▸ **SOBRE A TAREFA**: Transcreva todas as linhas abaixo sem nenhuma alteração, deixando as imagens de fora.
---------------
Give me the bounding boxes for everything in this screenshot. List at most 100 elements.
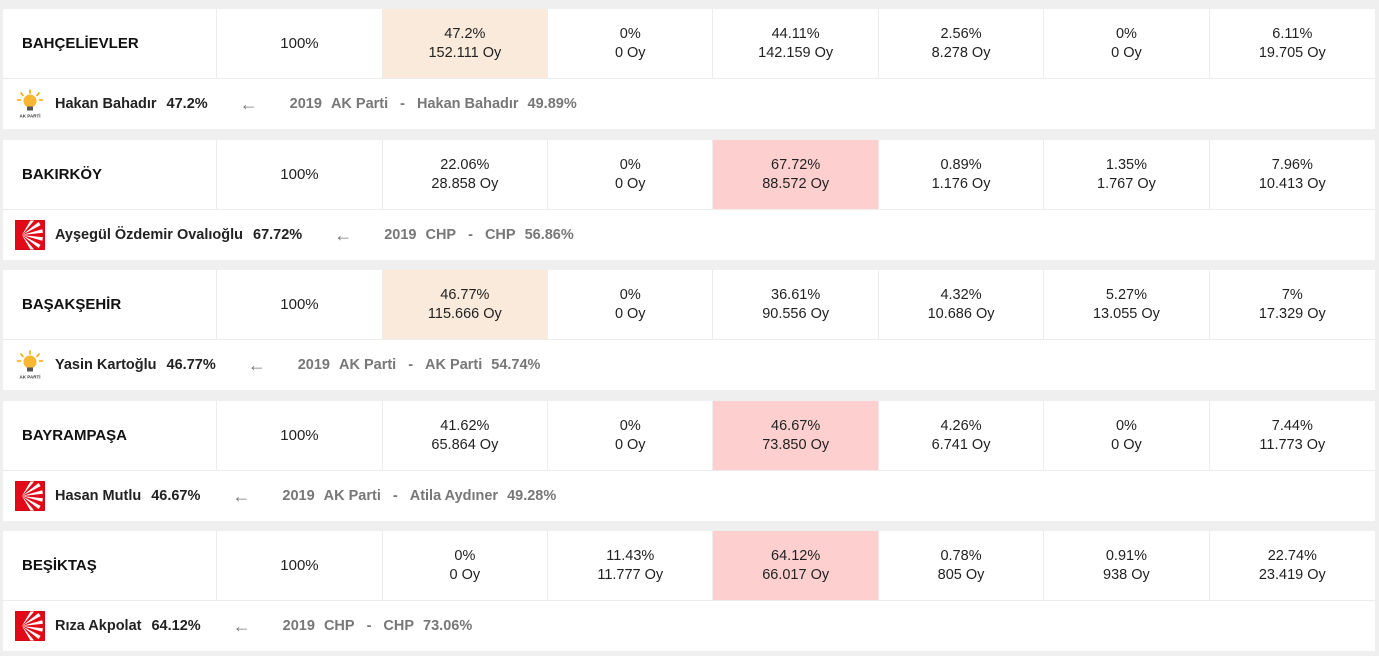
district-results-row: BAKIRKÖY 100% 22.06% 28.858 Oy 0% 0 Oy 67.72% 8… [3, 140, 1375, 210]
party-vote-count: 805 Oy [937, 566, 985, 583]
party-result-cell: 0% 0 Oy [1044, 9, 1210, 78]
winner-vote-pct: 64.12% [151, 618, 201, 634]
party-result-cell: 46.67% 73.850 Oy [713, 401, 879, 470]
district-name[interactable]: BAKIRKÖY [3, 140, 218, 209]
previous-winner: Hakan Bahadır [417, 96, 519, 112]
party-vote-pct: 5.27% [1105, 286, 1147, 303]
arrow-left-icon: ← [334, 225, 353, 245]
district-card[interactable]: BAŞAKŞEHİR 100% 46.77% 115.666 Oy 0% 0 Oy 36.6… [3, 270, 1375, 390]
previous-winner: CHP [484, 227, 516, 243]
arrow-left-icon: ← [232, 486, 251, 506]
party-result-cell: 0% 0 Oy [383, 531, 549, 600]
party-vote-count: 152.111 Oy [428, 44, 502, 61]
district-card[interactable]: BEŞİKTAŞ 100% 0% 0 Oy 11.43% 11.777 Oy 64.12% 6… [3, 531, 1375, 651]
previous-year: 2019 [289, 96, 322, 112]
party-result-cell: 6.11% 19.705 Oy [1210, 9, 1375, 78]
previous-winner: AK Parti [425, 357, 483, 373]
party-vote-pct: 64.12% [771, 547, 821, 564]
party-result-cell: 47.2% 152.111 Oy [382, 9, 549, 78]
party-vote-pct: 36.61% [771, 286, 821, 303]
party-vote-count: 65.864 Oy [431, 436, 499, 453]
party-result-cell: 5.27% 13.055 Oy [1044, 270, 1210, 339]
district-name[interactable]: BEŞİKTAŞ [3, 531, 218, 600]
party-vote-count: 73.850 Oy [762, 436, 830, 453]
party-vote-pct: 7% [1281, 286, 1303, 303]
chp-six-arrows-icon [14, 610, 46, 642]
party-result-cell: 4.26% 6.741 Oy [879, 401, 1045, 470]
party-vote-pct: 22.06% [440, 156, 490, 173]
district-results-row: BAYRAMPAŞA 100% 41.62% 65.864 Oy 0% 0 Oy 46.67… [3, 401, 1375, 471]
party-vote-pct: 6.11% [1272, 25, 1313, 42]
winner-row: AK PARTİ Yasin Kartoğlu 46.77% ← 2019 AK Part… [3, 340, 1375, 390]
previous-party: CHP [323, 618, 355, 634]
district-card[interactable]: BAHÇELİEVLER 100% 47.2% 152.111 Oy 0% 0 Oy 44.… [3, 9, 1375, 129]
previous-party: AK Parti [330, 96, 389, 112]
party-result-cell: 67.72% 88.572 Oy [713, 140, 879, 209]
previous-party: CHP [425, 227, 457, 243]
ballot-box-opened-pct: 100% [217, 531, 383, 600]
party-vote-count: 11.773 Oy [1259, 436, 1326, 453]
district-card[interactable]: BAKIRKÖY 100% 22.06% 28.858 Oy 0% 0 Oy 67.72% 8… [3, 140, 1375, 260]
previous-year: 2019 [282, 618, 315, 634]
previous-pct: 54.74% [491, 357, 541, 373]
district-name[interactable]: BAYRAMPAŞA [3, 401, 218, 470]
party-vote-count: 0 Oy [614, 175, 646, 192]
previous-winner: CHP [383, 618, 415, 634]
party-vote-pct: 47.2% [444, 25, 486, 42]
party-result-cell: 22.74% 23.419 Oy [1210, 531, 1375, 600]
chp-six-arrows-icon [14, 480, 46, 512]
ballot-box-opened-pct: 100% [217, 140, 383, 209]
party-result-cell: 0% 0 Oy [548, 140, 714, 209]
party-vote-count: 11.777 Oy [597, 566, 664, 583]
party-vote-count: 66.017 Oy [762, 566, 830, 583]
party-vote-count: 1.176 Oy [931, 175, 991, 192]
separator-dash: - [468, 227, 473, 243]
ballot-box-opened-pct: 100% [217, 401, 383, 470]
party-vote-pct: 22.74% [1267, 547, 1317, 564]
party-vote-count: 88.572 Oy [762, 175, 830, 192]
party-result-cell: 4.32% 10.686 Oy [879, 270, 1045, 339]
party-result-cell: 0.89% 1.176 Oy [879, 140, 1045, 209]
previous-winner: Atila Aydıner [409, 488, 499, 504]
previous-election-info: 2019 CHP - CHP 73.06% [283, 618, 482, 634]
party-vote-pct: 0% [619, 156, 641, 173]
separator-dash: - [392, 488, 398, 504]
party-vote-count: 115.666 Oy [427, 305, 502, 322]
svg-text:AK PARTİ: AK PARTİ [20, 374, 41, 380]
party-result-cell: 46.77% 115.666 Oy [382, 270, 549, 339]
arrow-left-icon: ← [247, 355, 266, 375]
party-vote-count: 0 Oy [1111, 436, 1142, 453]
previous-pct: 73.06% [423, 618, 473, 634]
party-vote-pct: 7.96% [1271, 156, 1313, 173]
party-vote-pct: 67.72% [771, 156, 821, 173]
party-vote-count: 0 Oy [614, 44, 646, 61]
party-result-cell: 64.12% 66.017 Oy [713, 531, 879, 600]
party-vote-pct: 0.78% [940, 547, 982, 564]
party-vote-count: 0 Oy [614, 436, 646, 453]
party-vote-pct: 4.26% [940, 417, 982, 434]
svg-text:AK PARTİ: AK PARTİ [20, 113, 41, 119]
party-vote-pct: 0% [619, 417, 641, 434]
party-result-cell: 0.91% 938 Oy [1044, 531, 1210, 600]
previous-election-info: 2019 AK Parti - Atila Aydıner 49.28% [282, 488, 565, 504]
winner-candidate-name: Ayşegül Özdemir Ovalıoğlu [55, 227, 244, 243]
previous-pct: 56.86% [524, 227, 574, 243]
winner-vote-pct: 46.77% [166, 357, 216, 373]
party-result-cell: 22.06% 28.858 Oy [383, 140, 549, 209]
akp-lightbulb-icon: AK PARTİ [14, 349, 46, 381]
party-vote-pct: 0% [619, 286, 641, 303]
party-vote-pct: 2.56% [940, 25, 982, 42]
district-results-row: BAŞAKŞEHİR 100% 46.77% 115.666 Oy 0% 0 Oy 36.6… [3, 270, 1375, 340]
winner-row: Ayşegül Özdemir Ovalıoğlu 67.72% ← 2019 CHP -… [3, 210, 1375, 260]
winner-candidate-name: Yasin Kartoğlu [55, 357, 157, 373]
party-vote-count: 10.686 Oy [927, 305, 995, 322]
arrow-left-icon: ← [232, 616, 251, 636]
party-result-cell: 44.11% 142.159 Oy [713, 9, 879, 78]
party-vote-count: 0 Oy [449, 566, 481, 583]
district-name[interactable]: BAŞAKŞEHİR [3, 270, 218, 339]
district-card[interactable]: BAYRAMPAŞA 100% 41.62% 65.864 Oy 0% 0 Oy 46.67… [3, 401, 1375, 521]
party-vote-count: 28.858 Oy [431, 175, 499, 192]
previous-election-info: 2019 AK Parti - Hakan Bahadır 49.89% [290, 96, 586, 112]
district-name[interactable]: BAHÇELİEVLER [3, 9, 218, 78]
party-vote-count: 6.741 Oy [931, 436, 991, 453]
---------------
▸ **RESPOSTA COMPLETA**:
Give me the bounding boxes for everything in this screenshot. List at most 100 elements.
district-results-row: BAKIRKÖY 100% 22.06% 28.858 Oy 0% 0 Oy 67.72% 8… [3, 140, 1375, 210]
party-vote-count: 805 Oy [937, 566, 985, 583]
party-result-cell: 0% 0 Oy [1044, 9, 1210, 78]
winner-vote-pct: 64.12% [151, 618, 201, 634]
party-result-cell: 46.67% 73.850 Oy [713, 401, 879, 470]
district-name[interactable]: BAKIRKÖY [3, 140, 218, 209]
previous-winner: Hakan Bahadır [417, 96, 519, 112]
party-vote-pct: 5.27% [1105, 286, 1147, 303]
arrow-left-icon: ← [334, 225, 353, 245]
district-card[interactable]: BAŞAKŞEHİR 100% 46.77% 115.666 Oy 0% 0 Oy 36.6… [3, 270, 1375, 390]
previous-winner: CHP [484, 227, 516, 243]
arrow-left-icon: ← [232, 486, 251, 506]
party-result-cell: 0% 0 Oy [383, 531, 549, 600]
party-vote-count: 152.111 Oy [428, 44, 502, 61]
district-card[interactable]: BEŞİKTAŞ 100% 0% 0 Oy 11.43% 11.777 Oy 64.12% 6… [3, 531, 1375, 651]
previous-year: 2019 [289, 96, 322, 112]
party-result-cell: 6.11% 19.705 Oy [1210, 9, 1375, 78]
previous-winner: AK Parti [425, 357, 483, 373]
party-vote-pct: 64.12% [771, 547, 821, 564]
party-result-cell: 47.2% 152.111 Oy [382, 9, 549, 78]
party-vote-pct: 36.61% [771, 286, 821, 303]
party-vote-count: 65.864 Oy [431, 436, 499, 453]
party-result-cell: 5.27% 13.055 Oy [1044, 270, 1210, 339]
district-name[interactable]: BEŞİKTAŞ [3, 531, 218, 600]
party-vote-count: 73.850 Oy [762, 436, 830, 453]
party-vote-pct: 7% [1281, 286, 1303, 303]
chp-six-arrows-icon [14, 610, 46, 642]
party-result-cell: 4.26% 6.741 Oy [879, 401, 1045, 470]
party-vote-pct: 22.06% [440, 156, 490, 173]
district-results-row: BAYRAMPAŞA 100% 41.62% 65.864 Oy 0% 0 Oy 46.67… [3, 401, 1375, 471]
party-vote-pct: 6.11% [1272, 25, 1313, 42]
winner-row: AK PARTİ Yasin Kartoğlu 46.77% ← 2019 AK Part… [3, 340, 1375, 390]
previous-party: CHP [323, 618, 355, 634]
district-card[interactable]: BAHÇELİEVLER 100% 47.2% 152.111 Oy 0% 0 Oy 44.… [3, 9, 1375, 129]
previous-party: AK Parti [330, 96, 389, 112]
party-result-cell: 67.72% 88.572 Oy [713, 140, 879, 209]
previous-party: CHP [425, 227, 457, 243]
ballot-box-opened-pct: 100% [217, 531, 383, 600]
party-vote-count: 11.773 Oy [1259, 436, 1326, 453]
district-card[interactable]: BAKIRKÖY 100% 22.06% 28.858 Oy 0% 0 Oy 67.72% 8… [3, 140, 1375, 260]
previous-year: 2019 [282, 618, 315, 634]
previous-pct: 54.74% [491, 357, 541, 373]
district-name[interactable]: BAYRAMPAŞA [3, 401, 218, 470]
party-vote-count: 0 Oy [614, 175, 646, 192]
previous-winner: CHP [383, 618, 415, 634]
party-vote-pct: 47.2% [444, 25, 486, 42]
party-result-cell: 22.74% 23.419 Oy [1210, 531, 1375, 600]
chp-six-arrows-icon [14, 480, 46, 512]
ballot-box-opened-pct: 100% [217, 140, 383, 209]
party-result-cell: 0% 0 Oy [548, 140, 714, 209]
party-vote-count: 11.777 Oy [597, 566, 664, 583]
party-vote-count: 66.017 Oy [762, 566, 830, 583]
party-vote-count: 1.176 Oy [931, 175, 991, 192]
separator-dash: - [468, 227, 473, 243]
ballot-box-opened-pct: 100% [217, 401, 383, 470]
party-vote-pct: 22.74% [1267, 547, 1317, 564]
party-vote-count: 88.572 Oy [762, 175, 830, 192]
party-result-cell: 4.32% 10.686 Oy [879, 270, 1045, 339]
party-result-cell: 0.89% 1.176 Oy [879, 140, 1045, 209]
previous-winner: Atila Aydıner [409, 488, 499, 504]
previous-election-info: 2019 CHP - CHP 73.06% [283, 618, 482, 634]
party-vote-pct: 0% [619, 156, 641, 173]
separator-dash: - [392, 488, 398, 504]
party-vote-count: 115.666 Oy [427, 305, 502, 322]
svg-text:AK PARTİ: AK PARTİ [20, 374, 41, 380]
party-result-cell: 46.77% 115.666 Oy [382, 270, 549, 339]
arrow-left-icon: ← [247, 355, 266, 375]
party-vote-count: 0 Oy [1111, 436, 1142, 453]
previous-pct: 73.06% [423, 618, 473, 634]
party-vote-pct: 7.96% [1271, 156, 1313, 173]
party-vote-pct: 67.72% [771, 156, 821, 173]
party-vote-count: 0 Oy [614, 44, 646, 61]
party-result-cell: 64.12% 66.017 Oy [713, 531, 879, 600]
party-vote-pct: 0.78% [940, 547, 982, 564]
party-vote-count: 0 Oy [614, 436, 646, 453]
party-vote-pct: 4.26% [940, 417, 982, 434]
svg-text:AK PARTİ: AK PARTİ [20, 113, 41, 119]
party-vote-pct: 0% [619, 417, 641, 434]
party-result-cell: 0.91% 938 Oy [1044, 531, 1210, 600]
previous-election-info: 2019 AK Parti - Atila Aydıner 49.28% [282, 488, 565, 504]
winner-candidate-name: Ayşegül Özdemir Ovalıoğlu [55, 227, 244, 243]
previous-pct: 56.86% [524, 227, 574, 243]
winner-vote-pct: 46.77% [166, 357, 216, 373]
party-result-cell: 22.06% 28.858 Oy [383, 140, 549, 209]
akp-lightbulb-icon: AK PARTİ [14, 349, 46, 381]
party-vote-pct: 0% [619, 286, 641, 303]
party-vote-pct: 2.56% [940, 25, 982, 42]
district-results-row: BAŞAKŞEHİR 100% 46.77% 115.666 Oy 0% 0 Oy 36.6… [3, 270, 1375, 340]
winner-row: Ayşegül Özdemir Ovalıoğlu 67.72% ← 2019 CHP -… [3, 210, 1375, 260]
winner-candidate-name: Yasin Kartoğlu [55, 357, 157, 373]
party-vote-count: 10.686 Oy [927, 305, 995, 322]
arrow-left-icon: ← [232, 616, 251, 636]
party-result-cell: 44.11% 142.159 Oy [713, 9, 879, 78]
party-vote-count: 0 Oy [449, 566, 481, 583]
district-name[interactable]: BAŞAKŞEHİR [3, 270, 218, 339]
district-card[interactable]: BAYRAMPAŞA 100% 41.62% 65.864 Oy 0% 0 Oy 46.67… [3, 401, 1375, 521]
party-vote-count: 28.858 Oy [431, 175, 499, 192]
previous-election-info: 2019 AK Parti - Hakan Bahadır 49.89% [290, 96, 586, 112]
district-name[interactable]: BAHÇELİEVLER [3, 9, 218, 78]
party-vote-count: 6.741 Oy [931, 436, 991, 453]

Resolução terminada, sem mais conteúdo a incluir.